TEXT SEGMENT:

In addition to the basic monitoring of successful startup and existence of applications, you can even monitor stall and failure in applications including specific databases (such as Oracle, DB2), protocols (such as FTP, HTTP) and / or application servers (such as WebSphere, WebLogic) by introducing optional monitoring products of EXPRESSCLUSTER. For the details, see "Monitor resource details" in the "Reference Guide".
Monitoring activation status of applications
An error can be detected by starting up an application by using an application-starting resource (called application resource and service resource) of EXPRESSCLUSTER and regularly checking whether the process is active or not by using application-monitoring resource (called application monitor resource and service monitor resource). It is effective when the factor for application to stop is due to error termination of an application.
Note
An error in resident process cannot be detected in an application started up by EXPRESSCLUSTER.
Note
An internal application error (for example, application stalling and result error) cannot be detected.
Resource monitoring
An error can be detected by monitoring the cluster resources (such as disk partition and IP address) and public LAN using the monitor resources of the EXPRESSCLUSTER. It is effective when the factor for application to stop is due to an error of a resource that is necessary for an application to operate.
Internal monitoring refers to an inter-monitoring of modules within EXPRESSCLUSTER. It monitors whether each monitoring function of EXPRESSCLUSTER is properly working. Activation status of EXPRESSCLUSTER process monitoring is performed within EXPRESSCLUSTER.
Monitoring activation status of an EXPRESSCLUSTER process
There are monitorable and non-monitorable errors in EXPRESSCLUSTER. It is important to know what kind of errors can or cannot be monitored when building and operating a cluster system.
3.3.6. Detectable and non-detectable errors by server monitoring
Monitoring conditions: A heartbeat from a server with an error is stopped
Example of errors that can be monitored:
Hardware failure (of which OS cannot continue operating)
Stop error
Example of error that cannot be monitored:
Partial failure on OS (for example, only a mouse or keyboard does not function)

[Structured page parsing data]
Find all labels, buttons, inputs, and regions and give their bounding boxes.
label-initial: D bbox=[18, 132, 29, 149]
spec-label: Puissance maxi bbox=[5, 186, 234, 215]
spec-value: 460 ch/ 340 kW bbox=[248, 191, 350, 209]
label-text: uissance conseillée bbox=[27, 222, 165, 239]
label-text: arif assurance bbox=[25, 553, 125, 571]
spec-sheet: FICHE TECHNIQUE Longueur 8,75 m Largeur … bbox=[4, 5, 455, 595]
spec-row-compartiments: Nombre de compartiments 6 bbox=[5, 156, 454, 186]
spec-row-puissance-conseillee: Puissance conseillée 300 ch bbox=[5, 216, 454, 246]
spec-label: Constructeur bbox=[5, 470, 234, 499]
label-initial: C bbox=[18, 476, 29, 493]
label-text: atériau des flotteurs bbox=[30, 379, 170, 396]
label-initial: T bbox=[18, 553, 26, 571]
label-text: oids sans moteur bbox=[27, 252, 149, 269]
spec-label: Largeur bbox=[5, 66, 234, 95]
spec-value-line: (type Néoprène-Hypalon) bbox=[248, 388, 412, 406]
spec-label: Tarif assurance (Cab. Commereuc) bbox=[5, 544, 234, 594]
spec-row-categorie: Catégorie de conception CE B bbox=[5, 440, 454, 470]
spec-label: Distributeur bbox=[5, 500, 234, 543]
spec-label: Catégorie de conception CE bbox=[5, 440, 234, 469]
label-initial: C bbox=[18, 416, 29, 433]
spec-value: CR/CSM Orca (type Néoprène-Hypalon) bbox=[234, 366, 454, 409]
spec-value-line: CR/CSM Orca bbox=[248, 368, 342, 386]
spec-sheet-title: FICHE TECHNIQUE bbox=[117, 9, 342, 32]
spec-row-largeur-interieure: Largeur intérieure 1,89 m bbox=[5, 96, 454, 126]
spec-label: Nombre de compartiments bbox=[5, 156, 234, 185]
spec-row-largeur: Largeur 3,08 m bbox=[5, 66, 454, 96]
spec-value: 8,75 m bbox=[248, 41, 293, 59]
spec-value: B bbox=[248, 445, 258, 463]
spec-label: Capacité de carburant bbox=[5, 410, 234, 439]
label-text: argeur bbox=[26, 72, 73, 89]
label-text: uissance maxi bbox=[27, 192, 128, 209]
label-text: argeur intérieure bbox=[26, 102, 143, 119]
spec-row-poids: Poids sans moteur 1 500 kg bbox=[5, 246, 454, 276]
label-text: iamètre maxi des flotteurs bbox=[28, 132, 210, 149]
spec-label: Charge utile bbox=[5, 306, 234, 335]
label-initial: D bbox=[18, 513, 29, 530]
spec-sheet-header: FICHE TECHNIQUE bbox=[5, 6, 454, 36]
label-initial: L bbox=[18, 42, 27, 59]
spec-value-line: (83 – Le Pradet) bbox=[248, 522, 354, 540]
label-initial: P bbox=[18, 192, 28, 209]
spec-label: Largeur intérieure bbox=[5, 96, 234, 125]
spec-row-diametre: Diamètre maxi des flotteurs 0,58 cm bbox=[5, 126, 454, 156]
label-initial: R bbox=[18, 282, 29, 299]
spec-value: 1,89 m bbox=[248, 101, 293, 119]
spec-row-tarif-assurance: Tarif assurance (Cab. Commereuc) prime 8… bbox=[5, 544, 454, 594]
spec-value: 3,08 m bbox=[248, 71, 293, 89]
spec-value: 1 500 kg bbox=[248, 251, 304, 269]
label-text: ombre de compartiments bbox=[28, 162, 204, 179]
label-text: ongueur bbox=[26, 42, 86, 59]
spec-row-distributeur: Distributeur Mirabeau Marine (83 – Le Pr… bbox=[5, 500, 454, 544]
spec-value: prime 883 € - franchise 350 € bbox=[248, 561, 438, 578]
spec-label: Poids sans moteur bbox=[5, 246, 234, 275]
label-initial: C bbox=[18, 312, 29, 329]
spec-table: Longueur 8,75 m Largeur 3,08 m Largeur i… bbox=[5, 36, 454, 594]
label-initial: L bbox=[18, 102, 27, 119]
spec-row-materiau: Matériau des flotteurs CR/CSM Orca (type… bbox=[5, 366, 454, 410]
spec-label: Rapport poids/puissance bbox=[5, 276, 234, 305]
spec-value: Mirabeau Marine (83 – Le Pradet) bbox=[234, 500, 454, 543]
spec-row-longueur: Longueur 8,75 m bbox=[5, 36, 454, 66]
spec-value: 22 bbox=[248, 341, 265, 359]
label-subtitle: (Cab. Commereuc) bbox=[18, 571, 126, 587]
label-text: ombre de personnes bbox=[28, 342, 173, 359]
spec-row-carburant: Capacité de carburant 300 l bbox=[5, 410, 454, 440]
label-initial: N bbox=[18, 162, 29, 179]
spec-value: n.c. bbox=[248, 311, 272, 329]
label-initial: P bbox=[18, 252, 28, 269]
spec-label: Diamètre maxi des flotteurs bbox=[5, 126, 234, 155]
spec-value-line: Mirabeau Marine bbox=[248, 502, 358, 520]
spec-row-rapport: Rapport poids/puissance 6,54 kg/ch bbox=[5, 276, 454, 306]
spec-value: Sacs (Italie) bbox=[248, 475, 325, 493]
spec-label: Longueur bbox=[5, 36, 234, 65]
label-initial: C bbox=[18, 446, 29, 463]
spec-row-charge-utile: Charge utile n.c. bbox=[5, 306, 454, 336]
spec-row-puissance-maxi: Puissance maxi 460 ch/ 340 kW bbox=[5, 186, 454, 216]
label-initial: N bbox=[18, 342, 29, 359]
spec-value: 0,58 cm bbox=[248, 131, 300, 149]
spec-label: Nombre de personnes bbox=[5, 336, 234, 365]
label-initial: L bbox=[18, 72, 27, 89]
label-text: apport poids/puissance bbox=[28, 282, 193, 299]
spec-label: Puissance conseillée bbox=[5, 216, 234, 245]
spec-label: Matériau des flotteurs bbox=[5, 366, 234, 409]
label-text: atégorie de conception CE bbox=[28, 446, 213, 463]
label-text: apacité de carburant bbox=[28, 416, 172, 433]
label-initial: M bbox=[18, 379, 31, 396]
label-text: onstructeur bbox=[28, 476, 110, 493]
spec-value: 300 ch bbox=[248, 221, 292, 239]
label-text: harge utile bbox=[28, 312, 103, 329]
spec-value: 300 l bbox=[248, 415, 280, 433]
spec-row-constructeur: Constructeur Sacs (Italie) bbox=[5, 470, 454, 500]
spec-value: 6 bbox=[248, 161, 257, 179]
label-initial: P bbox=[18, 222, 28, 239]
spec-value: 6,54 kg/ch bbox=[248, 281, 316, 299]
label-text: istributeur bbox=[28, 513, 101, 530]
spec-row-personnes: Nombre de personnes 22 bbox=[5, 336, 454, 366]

WHAT IS REQUIRED:
Retype the passage of the EXPRESSCLUSTER monitoring text that begins with "Monitoring activation status of applications" and runs through "of an application.". Rely only on the EXPRESSCLUSTER monitoring text for every answer.

OUTPUT:
Monitoring activation status of applications
An error can be detected by starting up an application by using an application-starting resource (called application resource and service resource) of EXPRESSCLUSTER and regularly checking whether the process is active or not by using application-monitoring resource (called application monitor resource and service monitor resource). It is effective when the factor for application to stop is due to error termination of an application.